(Requirements)
Go through the listing beneath this task and return every line that carries the string "Gastos".

##### Items

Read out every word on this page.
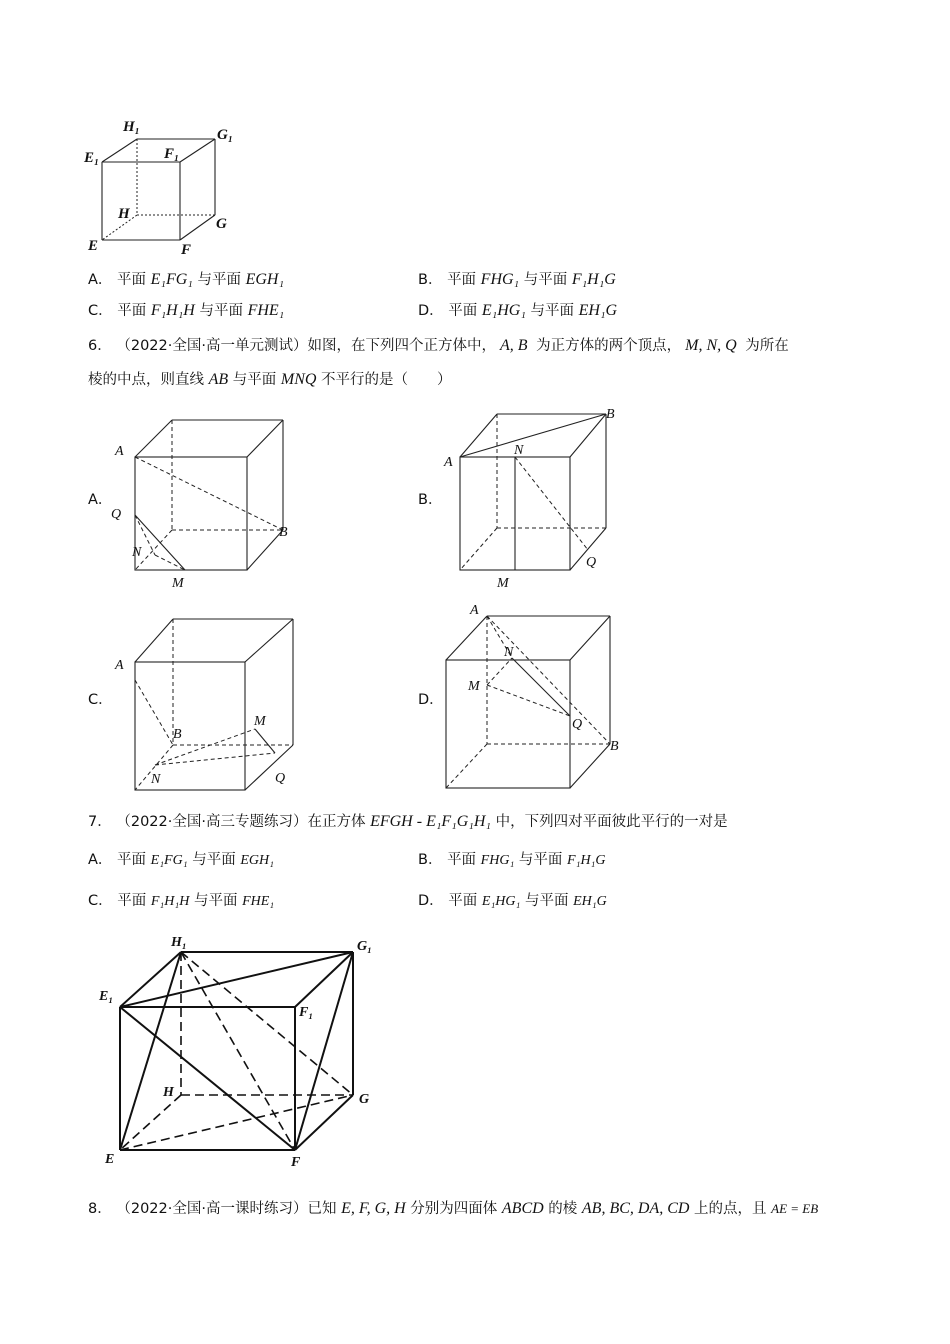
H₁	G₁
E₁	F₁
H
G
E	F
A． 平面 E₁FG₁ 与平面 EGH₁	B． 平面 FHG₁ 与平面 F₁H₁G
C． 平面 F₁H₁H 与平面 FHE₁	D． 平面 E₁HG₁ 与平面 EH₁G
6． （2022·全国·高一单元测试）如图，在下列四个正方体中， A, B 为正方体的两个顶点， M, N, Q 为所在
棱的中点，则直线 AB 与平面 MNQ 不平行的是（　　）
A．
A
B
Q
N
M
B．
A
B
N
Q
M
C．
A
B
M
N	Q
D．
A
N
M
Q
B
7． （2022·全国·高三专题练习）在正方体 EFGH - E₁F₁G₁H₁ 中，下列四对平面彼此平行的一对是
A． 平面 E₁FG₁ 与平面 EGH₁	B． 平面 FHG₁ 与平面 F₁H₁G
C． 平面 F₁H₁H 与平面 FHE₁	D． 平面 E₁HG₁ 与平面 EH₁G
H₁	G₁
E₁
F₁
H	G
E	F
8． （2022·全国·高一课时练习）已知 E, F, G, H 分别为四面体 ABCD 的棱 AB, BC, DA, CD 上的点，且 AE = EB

##########
##### Items

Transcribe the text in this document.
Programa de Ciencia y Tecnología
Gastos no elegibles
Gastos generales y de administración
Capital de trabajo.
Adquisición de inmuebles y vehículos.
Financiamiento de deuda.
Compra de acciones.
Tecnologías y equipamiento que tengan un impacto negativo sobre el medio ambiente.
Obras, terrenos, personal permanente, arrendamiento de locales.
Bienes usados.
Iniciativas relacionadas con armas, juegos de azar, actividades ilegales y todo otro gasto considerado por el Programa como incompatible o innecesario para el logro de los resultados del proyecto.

##########

(Written response)
Gastos no elegibles
Gastos generales y de administración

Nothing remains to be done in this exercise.